◆ **Records provided**:
===============

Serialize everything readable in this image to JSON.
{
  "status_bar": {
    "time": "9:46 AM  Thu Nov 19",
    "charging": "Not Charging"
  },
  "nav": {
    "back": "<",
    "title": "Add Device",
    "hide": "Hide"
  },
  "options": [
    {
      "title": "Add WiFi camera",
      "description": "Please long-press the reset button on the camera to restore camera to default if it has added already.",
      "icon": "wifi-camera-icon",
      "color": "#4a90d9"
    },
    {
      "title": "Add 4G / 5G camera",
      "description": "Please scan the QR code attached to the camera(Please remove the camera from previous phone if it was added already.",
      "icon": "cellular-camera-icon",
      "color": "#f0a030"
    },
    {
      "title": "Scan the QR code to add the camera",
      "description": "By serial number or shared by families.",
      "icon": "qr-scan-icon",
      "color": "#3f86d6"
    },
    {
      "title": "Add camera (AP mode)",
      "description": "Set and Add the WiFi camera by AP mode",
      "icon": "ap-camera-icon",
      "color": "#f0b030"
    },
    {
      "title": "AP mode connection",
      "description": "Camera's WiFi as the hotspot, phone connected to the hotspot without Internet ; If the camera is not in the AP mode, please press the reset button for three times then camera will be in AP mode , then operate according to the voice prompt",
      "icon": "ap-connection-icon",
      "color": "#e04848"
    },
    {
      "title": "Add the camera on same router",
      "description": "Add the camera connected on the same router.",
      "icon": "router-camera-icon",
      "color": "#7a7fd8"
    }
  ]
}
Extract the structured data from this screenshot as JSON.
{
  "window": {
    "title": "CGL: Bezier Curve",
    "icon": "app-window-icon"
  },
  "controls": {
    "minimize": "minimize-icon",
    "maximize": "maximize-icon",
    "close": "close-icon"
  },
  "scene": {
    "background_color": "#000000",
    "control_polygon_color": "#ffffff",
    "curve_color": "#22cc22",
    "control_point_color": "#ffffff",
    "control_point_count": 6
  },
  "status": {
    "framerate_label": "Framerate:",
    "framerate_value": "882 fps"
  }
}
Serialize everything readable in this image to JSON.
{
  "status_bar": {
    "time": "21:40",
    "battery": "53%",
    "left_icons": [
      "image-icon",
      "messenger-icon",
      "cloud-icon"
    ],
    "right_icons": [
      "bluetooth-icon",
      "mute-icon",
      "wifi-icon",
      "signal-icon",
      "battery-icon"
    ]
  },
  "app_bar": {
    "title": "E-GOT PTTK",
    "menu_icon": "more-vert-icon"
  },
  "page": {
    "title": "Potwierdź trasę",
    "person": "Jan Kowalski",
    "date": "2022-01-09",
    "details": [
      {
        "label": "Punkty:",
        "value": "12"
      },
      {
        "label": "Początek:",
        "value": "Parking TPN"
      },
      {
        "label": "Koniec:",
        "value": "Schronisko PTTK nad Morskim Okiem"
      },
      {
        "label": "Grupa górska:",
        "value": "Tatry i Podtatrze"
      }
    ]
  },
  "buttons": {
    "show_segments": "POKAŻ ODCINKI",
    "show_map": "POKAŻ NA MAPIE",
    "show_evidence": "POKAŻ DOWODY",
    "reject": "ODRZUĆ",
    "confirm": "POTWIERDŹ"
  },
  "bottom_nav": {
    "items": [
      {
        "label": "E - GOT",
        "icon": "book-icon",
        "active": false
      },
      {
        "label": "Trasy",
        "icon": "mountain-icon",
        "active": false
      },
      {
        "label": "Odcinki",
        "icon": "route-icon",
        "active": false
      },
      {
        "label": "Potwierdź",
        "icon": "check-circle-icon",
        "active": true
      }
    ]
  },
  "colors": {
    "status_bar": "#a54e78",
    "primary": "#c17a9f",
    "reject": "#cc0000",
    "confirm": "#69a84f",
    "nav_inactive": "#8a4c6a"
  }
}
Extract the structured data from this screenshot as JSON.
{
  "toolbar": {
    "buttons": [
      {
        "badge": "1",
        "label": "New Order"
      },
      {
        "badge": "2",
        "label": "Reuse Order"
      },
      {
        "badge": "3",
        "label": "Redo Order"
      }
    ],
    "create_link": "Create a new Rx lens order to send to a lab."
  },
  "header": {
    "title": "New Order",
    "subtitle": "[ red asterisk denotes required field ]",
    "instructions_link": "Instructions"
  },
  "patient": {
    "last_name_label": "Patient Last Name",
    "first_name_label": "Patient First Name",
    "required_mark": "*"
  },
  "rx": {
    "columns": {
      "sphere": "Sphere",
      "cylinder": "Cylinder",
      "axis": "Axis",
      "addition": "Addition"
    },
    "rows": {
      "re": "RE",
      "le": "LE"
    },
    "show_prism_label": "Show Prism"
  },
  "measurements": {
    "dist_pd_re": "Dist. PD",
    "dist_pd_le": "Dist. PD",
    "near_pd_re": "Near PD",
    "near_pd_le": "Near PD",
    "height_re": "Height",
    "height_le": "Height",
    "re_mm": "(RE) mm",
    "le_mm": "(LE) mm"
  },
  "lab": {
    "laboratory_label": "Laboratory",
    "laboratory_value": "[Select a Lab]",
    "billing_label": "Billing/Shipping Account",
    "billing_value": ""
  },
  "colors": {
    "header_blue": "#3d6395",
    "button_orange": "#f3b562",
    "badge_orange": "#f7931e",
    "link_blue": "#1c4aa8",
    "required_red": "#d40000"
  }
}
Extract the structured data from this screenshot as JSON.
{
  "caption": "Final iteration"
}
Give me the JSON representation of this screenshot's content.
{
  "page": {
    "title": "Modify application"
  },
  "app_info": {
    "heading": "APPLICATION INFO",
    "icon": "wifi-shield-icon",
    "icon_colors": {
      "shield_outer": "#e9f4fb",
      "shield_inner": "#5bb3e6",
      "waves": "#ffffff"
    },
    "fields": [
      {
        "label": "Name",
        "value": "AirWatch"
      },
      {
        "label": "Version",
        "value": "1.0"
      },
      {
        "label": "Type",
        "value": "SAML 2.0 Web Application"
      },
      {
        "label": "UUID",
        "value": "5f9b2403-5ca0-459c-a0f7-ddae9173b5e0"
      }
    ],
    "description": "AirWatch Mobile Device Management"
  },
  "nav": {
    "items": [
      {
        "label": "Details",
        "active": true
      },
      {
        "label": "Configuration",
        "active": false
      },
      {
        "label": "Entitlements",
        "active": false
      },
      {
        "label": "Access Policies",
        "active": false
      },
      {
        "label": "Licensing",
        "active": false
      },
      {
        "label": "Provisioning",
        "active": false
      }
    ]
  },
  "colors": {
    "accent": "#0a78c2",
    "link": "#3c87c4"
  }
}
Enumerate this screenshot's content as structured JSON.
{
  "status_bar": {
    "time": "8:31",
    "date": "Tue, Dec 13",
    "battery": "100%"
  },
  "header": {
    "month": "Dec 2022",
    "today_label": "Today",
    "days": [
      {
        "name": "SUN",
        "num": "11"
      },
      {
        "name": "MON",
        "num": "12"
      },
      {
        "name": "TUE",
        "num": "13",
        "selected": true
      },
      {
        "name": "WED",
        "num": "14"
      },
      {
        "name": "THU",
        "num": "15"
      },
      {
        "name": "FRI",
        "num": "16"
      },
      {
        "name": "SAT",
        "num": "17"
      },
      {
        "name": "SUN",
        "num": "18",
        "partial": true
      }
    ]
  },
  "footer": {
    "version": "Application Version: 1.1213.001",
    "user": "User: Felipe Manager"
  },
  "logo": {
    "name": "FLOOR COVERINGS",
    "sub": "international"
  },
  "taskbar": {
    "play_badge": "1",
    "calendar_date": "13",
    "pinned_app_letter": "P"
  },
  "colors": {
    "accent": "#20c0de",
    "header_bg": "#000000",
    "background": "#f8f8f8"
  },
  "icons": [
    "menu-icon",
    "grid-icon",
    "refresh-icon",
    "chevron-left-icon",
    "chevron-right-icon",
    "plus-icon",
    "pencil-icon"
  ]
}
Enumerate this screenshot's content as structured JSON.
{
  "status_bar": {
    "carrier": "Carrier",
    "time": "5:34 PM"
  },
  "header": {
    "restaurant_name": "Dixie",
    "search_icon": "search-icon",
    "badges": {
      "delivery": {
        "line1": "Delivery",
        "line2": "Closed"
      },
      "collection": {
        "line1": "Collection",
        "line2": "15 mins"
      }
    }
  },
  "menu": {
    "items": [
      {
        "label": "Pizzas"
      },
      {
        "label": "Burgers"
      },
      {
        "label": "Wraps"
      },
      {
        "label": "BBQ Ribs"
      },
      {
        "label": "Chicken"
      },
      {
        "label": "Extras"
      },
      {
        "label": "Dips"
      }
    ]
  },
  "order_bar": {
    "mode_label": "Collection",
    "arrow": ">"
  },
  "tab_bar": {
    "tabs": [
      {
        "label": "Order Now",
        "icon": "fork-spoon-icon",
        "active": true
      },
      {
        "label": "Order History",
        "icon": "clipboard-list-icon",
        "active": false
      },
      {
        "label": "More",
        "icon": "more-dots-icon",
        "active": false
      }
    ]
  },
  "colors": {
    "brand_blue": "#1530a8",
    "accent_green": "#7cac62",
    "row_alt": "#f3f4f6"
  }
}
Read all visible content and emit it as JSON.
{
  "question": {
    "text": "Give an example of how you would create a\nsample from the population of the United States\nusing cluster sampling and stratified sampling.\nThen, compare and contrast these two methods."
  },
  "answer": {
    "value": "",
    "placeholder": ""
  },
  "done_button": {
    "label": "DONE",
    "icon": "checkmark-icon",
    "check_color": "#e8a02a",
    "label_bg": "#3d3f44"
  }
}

===============

◆ **What you will do**: Search the entries for the word "ffffff", then gather every line that has it.

◆ **Complete response**:
    "control_polygon_color": "#ffffff",
    "control_point_color": "#ffffff",
      "waves": "#ffffff"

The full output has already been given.